* _PAGE EXCERPT_
The trustees decided to spend down all of the resources (approximately $1 billion) over a decade by providing large infusions of “growth capital to effective nonprofits and their visionary leaders.” Also, the Foundation “has not just been spending its own money; instead, it has spent the past five years helping to attract other money to a new, collaboratively managed poolBlue Meridian Partners (asset base – not endowment – of $1.7 billion as of the fall of 2018).
This new entity has been “incubated and informed by the foundation’s model of growth capital investment” but as a new – standalone – 501(c)(3) organization, with some EMCF’s key staff and board members. The plan envisioned Blue Meridian Partners not spending right away; instead, it is attracting “new partners and money to do multi-year, capital-intensive grantmaking to scale.”
Eventually, each of Blue Meridian’s grantees “will be provided with as many as 10 to 12 years of performance-based investments totaling to as much as $200 million; “sufficient to set these organizations on a path to assured and sustainable impact.”
Sunsetting Progress
The website of the Edna McConnell Clark Foundation explains the progress of the sunsetting plan from its original announcement in 2016, through the interim progress report in 2018, up to the present.
The Foundation’s “staff and operations have … transitioned to Blue Meridian Partners, “the collaborative philanthropic investment vehicle that EMCF incubated and in which it is a national General Partner. This independent organization is helping EMCF fulfill its commitments and perform necessary staff functions so the Foundation can complete its strategy efficiently and responsibly.”

* _QUESTIONS ON THE MATERIAL_
A. According to the page excerpt, over what period did the trustees decide to spend down all of the resources?
B. Rewrite the stretch of the page excerpt from "Eventually, each of" through "to the present.", changing "website" to "web page".

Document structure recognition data
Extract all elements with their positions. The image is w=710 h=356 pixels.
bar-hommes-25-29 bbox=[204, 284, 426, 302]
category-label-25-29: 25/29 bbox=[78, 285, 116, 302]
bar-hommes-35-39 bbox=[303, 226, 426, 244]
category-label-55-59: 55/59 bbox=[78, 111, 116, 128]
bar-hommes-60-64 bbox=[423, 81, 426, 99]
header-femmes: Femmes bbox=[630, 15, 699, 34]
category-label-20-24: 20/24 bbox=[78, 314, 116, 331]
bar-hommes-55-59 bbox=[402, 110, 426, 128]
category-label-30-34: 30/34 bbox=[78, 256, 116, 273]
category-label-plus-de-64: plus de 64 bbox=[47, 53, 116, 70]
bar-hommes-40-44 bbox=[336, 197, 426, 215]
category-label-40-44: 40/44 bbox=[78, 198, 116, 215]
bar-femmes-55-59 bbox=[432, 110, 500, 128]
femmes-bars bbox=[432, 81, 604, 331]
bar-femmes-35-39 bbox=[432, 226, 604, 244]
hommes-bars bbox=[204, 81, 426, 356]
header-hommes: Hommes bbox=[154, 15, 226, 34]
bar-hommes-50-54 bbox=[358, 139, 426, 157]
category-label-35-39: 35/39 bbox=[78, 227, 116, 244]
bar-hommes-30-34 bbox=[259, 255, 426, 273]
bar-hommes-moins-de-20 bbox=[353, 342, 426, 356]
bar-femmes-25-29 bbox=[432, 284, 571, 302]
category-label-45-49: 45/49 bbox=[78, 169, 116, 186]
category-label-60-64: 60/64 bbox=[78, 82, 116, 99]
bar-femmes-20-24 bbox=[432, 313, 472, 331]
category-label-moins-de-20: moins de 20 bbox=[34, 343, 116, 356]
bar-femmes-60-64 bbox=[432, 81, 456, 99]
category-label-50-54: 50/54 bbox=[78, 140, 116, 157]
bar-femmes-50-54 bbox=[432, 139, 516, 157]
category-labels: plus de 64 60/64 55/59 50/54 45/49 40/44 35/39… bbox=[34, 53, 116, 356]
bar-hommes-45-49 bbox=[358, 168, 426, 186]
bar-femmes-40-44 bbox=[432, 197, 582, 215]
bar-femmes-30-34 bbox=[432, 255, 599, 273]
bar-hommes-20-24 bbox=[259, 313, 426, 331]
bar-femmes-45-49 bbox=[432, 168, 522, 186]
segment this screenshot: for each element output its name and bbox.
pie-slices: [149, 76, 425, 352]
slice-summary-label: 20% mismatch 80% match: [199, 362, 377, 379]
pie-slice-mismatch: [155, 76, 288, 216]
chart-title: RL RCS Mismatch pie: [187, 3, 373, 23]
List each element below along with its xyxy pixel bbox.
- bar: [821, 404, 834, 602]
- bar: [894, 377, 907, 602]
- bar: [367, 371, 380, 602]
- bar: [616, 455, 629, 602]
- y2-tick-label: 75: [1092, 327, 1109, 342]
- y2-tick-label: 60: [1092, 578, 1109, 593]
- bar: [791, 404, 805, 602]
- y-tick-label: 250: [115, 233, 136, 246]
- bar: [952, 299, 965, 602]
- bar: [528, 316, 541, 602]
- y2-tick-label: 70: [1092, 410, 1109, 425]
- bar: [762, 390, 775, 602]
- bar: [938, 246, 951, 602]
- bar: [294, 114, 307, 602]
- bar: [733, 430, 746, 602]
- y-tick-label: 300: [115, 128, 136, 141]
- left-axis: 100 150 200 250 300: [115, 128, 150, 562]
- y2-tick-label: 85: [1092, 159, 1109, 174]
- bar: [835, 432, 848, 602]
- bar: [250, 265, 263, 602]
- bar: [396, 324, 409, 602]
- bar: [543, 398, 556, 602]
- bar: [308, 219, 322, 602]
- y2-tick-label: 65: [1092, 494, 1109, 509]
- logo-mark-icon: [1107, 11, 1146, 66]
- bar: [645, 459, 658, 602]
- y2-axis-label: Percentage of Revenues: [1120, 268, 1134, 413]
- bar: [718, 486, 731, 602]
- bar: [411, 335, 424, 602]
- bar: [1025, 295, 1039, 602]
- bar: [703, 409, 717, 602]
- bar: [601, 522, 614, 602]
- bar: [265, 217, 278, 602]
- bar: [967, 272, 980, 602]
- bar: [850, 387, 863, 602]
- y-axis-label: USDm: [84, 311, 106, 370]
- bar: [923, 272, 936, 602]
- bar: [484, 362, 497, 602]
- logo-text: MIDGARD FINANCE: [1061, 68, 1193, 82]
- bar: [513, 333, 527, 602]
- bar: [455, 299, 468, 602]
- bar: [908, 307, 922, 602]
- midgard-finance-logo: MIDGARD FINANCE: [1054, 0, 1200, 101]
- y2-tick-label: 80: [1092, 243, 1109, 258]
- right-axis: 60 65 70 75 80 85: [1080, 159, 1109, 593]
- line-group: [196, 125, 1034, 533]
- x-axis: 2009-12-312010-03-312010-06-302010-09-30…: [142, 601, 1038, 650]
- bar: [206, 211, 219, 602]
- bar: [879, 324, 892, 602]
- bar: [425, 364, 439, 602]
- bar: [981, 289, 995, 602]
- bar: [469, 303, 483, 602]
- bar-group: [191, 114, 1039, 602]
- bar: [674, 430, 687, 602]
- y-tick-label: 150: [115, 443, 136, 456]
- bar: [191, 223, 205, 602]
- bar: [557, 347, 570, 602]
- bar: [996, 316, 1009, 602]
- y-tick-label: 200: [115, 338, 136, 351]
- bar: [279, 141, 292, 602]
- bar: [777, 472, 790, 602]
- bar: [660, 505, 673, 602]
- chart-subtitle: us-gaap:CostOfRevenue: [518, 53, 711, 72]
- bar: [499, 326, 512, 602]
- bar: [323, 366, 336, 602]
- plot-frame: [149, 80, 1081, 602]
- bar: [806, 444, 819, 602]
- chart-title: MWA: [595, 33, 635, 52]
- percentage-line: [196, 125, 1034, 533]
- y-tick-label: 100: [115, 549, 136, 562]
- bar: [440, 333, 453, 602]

* _ANSWERS IN ORDER_
A. Over a decade.

B.
Eventually, each of Blue Meridian’s grantees “will be provided with as many as 10 to 12 years of performance-based investments totaling to as much as $200 million; “sufficient to set these organizations on a path to assured and sustainable impact.”
Sunsetting Progress
The web page of the Edna McConnell Clark Foundation explains the progress of the sunsetting plan from its original announcement in 2016, through the interim progress report in 2018, up to the present.